== PROBLEM STATEMENT ==
Write out all of the entries exactly, please.

== INPUT DATA ==
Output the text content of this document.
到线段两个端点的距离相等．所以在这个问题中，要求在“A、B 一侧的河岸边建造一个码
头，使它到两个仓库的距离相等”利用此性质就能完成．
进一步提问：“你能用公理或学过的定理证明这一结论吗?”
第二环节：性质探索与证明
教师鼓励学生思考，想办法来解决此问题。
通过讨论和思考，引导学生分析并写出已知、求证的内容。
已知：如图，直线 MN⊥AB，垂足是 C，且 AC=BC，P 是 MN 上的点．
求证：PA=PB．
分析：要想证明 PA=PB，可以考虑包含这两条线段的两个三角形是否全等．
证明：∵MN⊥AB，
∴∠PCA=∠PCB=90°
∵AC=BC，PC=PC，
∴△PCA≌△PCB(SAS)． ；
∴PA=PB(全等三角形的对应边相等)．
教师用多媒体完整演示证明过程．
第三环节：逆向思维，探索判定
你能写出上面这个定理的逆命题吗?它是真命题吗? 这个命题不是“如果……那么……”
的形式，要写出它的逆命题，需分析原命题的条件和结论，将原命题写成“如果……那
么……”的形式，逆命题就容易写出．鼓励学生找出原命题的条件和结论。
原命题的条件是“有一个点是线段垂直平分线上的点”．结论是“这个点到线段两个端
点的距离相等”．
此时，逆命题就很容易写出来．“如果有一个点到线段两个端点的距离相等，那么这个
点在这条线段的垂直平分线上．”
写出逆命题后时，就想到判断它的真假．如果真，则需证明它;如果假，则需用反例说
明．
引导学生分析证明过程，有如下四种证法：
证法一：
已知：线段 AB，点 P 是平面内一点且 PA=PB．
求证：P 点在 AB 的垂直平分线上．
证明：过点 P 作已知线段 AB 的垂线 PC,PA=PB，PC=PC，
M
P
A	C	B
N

== RESULT FOR THIS TASK ==
Output the text content of this document.
到线段两个端点的距离相等．所以在这个问题中，要求在“A、B 一侧的河岸边建造一个码
头，使它到两个仓库的距离相等”利用此性质就能完成．
进一步提问：“你能用公理或学过的定理证明这一结论吗?”
第二环节：性质探索与证明
教师鼓励学生思考，想办法来解决此问题。
通过讨论和思考，引导学生分析并写出已知、求证的内容。
已知：如图，直线 MN⊥AB，垂足是 C，且 AC=BC，P 是 MN 上的点．
求证：PA=PB．
分析：要想证明 PA=PB，可以考虑包含这两条线段的两个三角形是否全等．
证明：∵MN⊥AB，
∴∠PCA=∠PCB=90°
∵AC=BC，PC=PC，
∴△PCA≌△PCB(SAS)． ；
∴PA=PB(全等三角形的对应边相等)．
教师用多媒体完整演示证明过程．
第三环节：逆向思维，探索判定
你能写出上面这个定理的逆命题吗?它是真命题吗? 这个命题不是“如果……那么……”
的形式，要写出它的逆命题，需分析原命题的条件和结论，将原命题写成“如果……那
么……”的形式，逆命题就容易写出．鼓励学生找出原命题的条件和结论。
原命题的条件是“有一个点是线段垂直平分线上的点”．结论是“这个点到线段两个端
点的距离相等”．
此时，逆命题就很容易写出来．“如果有一个点到线段两个端点的距离相等，那么这个
点在这条线段的垂直平分线上．”
写出逆命题后时，就想到判断它的真假．如果真，则需证明它;如果假，则需用反例说
明．
引导学生分析证明过程，有如下四种证法：
证法一：
已知：线段 AB，点 P 是平面内一点且 PA=PB．
求证：P 点在 AB 的垂直平分线上．
证明：过点 P 作已知线段 AB 的垂线 PC,PA=PB，PC=PC，
M
P
A	C	B
N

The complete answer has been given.